## PROBLEM STATEMENT
Could you transcribe the material below exactly, without leaving out a single line?

* begin RECORDED INFORMATION *

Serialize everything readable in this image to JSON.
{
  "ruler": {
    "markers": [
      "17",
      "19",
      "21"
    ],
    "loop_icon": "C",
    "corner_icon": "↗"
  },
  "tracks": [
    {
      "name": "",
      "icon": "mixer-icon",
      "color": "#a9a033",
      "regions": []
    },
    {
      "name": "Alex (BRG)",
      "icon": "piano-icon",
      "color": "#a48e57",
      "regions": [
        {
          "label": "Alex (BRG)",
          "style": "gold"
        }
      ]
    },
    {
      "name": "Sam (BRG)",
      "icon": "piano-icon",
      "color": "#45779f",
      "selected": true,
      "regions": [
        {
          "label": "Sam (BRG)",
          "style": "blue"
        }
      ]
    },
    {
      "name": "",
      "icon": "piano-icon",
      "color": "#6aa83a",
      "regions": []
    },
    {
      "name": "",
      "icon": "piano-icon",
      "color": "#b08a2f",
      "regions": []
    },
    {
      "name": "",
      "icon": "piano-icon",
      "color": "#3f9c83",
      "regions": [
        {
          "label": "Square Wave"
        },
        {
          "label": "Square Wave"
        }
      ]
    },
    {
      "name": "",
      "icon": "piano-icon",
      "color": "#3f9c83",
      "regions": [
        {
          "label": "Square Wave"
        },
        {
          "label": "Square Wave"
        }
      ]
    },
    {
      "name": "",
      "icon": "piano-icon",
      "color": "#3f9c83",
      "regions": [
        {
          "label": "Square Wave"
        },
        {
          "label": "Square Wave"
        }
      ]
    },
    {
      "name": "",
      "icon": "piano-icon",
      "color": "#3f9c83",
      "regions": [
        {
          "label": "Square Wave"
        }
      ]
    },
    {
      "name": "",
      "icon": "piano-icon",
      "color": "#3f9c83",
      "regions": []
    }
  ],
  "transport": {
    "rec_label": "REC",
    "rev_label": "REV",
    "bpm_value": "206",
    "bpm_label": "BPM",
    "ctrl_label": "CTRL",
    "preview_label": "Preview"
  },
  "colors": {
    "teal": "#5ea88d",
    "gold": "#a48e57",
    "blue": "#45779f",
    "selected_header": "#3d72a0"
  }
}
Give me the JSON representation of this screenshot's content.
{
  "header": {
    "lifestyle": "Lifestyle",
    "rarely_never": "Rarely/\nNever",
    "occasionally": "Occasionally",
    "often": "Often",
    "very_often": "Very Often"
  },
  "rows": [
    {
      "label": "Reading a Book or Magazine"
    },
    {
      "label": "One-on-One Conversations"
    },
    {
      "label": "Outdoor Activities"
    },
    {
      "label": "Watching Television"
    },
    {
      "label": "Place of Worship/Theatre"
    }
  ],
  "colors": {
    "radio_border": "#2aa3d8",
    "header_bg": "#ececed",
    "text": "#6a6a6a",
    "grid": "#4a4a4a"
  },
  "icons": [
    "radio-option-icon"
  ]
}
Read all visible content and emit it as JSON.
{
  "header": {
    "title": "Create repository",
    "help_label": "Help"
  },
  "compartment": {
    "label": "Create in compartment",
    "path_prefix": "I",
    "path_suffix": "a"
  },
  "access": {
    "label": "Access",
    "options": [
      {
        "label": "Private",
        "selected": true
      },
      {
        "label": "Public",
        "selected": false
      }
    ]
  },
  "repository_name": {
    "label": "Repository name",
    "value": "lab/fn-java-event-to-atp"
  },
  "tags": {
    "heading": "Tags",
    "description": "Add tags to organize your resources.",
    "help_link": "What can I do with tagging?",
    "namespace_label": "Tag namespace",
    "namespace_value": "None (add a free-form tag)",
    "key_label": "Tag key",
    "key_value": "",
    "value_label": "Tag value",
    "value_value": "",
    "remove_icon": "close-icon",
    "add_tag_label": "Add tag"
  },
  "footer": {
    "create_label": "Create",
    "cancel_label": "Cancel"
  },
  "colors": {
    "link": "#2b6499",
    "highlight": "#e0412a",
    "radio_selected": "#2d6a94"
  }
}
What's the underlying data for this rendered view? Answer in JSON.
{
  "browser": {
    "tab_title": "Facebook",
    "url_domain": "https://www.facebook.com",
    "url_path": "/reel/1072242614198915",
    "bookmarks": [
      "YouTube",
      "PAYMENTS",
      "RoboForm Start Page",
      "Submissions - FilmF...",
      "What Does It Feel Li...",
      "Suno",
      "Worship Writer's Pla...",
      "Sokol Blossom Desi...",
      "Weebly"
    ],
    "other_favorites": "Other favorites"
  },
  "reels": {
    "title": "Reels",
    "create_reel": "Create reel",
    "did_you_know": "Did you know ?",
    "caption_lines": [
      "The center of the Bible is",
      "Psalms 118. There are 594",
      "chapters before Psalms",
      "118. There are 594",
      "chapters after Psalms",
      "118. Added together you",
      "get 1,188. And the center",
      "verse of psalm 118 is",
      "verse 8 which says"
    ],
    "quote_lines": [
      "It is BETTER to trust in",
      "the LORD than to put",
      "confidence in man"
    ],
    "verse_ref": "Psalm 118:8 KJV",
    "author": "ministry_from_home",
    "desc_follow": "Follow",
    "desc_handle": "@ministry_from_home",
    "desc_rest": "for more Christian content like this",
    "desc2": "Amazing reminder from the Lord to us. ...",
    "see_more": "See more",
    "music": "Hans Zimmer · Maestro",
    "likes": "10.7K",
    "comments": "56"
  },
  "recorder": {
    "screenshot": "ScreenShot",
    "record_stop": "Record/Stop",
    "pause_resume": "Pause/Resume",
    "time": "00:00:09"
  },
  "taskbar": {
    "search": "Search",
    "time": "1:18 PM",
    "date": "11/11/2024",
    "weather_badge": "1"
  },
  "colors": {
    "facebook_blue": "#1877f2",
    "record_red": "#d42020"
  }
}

* end RECORDED INFORMATION *

## EXERCISE RESPONSE
Serialize everything readable in this image to JSON.
{
  "ruler": {
    "markers": [
      "17",
      "19",
      "21"
    ],
    "loop_icon": "C",
    "corner_icon": "↗"
  },
  "tracks": [
    {
      "name": "",
      "icon": "mixer-icon",
      "color": "#a9a033",
      "regions": []
    },
    {
      "name": "Alex (BRG)",
      "icon": "piano-icon",
      "color": "#a48e57",
      "regions": [
        {
          "label": "Alex (BRG)",
          "style": "gold"
        }
      ]
    },
    {
      "name": "Sam (BRG)",
      "icon": "piano-icon",
      "color": "#45779f",
      "selected": true,
      "regions": [
        {
          "label": "Sam (BRG)",
          "style": "blue"
        }
      ]
    },
    {
      "name": "",
      "icon": "piano-icon",
      "color": "#6aa83a",
      "regions": []
    },
    {
      "name": "",
      "icon": "piano-icon",
      "color": "#b08a2f",
      "regions": []
    },
    {
      "name": "",
      "icon": "piano-icon",
      "color": "#3f9c83",
      "regions": [
        {
          "label": "Square Wave"
        },
        {
          "label": "Square Wave"
        }
      ]
    },
    {
      "name": "",
      "icon": "piano-icon",
      "color": "#3f9c83",
      "regions": [
        {
          "label": "Square Wave"
        },
        {
          "label": "Square Wave"
        }
      ]
    },
    {
      "name": "",
      "icon": "piano-icon",
      "color": "#3f9c83",
      "regions": [
        {
          "label": "Square Wave"
        },
        {
          "label": "Square Wave"
        }
      ]
    },
    {
      "name": "",
      "icon": "piano-icon",
      "color": "#3f9c83",
      "regions": [
        {
          "label": "Square Wave"
        }
      ]
    },
    {
      "name": "",
      "icon": "piano-icon",
      "color": "#3f9c83",
      "regions": []
    }
  ],
  "transport": {
    "rec_label": "REC",
    "rev_label": "REV",
    "bpm_value": "206",
    "bpm_label": "BPM",
    "ctrl_label": "CTRL",
    "preview_label": "Preview"
  },
  "colors": {
    "teal": "#5ea88d",
    "gold": "#a48e57",
    "blue": "#45779f",
    "selected_header": "#3d72a0"
  }
}
Give me the JSON representation of this screenshot's content.
{
  "header": {
    "lifestyle": "Lifestyle",
    "rarely_never": "Rarely/\nNever",
    "occasionally": "Occasionally",
    "often": "Often",
    "very_often": "Very Often"
  },
  "rows": [
    {
      "label": "Reading a Book or Magazine"
    },
    {
      "label": "One-on-One Conversations"
    },
    {
      "label": "Outdoor Activities"
    },
    {
      "label": "Watching Television"
    },
    {
      "label": "Place of Worship/Theatre"
    }
  ],
  "colors": {
    "radio_border": "#2aa3d8",
    "header_bg": "#ececed",
    "text": "#6a6a6a",
    "grid": "#4a4a4a"
  },
  "icons": [
    "radio-option-icon"
  ]
}
Read all visible content and emit it as JSON.
{
  "header": {
    "title": "Create repository",
    "help_label": "Help"
  },
  "compartment": {
    "label": "Create in compartment",
    "path_prefix": "I",
    "path_suffix": "a"
  },
  "access": {
    "label": "Access",
    "options": [
      {
        "label": "Private",
        "selected": true
      },
      {
        "label": "Public",
        "selected": false
      }
    ]
  },
  "repository_name": {
    "label": "Repository name",
    "value": "lab/fn-java-event-to-atp"
  },
  "tags": {
    "heading": "Tags",
    "description": "Add tags to organize your resources.",
    "help_link": "What can I do with tagging?",
    "namespace_label": "Tag namespace",
    "namespace_value": "None (add a free-form tag)",
    "key_label": "Tag key",
    "key_value": "",
    "value_label": "Tag value",
    "value_value": "",
    "remove_icon": "close-icon",
    "add_tag_label": "Add tag"
  },
  "footer": {
    "create_label": "Create",
    "cancel_label": "Cancel"
  },
  "colors": {
    "link": "#2b6499",
    "highlight": "#e0412a",
    "radio_selected": "#2d6a94"
  }
}
What's the underlying data for this rendered view? Answer in JSON.
{
  "browser": {
    "tab_title": "Facebook",
    "url_domain": "https://www.facebook.com",
    "url_path": "/reel/1072242614198915",
    "bookmarks": [
      "YouTube",
      "PAYMENTS",
      "RoboForm Start Page",
      "Submissions - FilmF...",
      "What Does It Feel Li...",
      "Suno",
      "Worship Writer's Pla...",
      "Sokol Blossom Desi...",
      "Weebly"
    ],
    "other_favorites": "Other favorites"
  },
  "reels": {
    "title": "Reels",
    "create_reel": "Create reel",
    "did_you_know": "Did you know ?",
    "caption_lines": [
      "The center of the Bible is",
      "Psalms 118. There are 594",
      "chapters before Psalms",
      "118. There are 594",
      "chapters after Psalms",
      "118. Added together you",
      "get 1,188. And the center",
      "verse of psalm 118 is",
      "verse 8 which says"
    ],
    "quote_lines": [
      "It is BETTER to trust in",
      "the LORD than to put",
      "confidence in man"
    ],
    "verse_ref": "Psalm 118:8 KJV",
    "author": "ministry_from_home",
    "desc_follow": "Follow",
    "desc_handle": "@ministry_from_home",
    "desc_rest": "for more Christian content like this",
    "desc2": "Amazing reminder from the Lord to us. ...",
    "see_more": "See more",
    "music": "Hans Zimmer · Maestro",
    "likes": "10.7K",
    "comments": "56"
  },
  "recorder": {
    "screenshot": "ScreenShot",
    "record_stop": "Record/Stop",
    "pause_resume": "Pause/Resume",
    "time": "00:00:09"
  },
  "taskbar": {
    "search": "Search",
    "time": "1:18 PM",
    "date": "11/11/2024",
    "weather_badge": "1"
  },
  "colors": {
    "facebook_blue": "#1877f2",
    "record_red": "#d42020"
  }
}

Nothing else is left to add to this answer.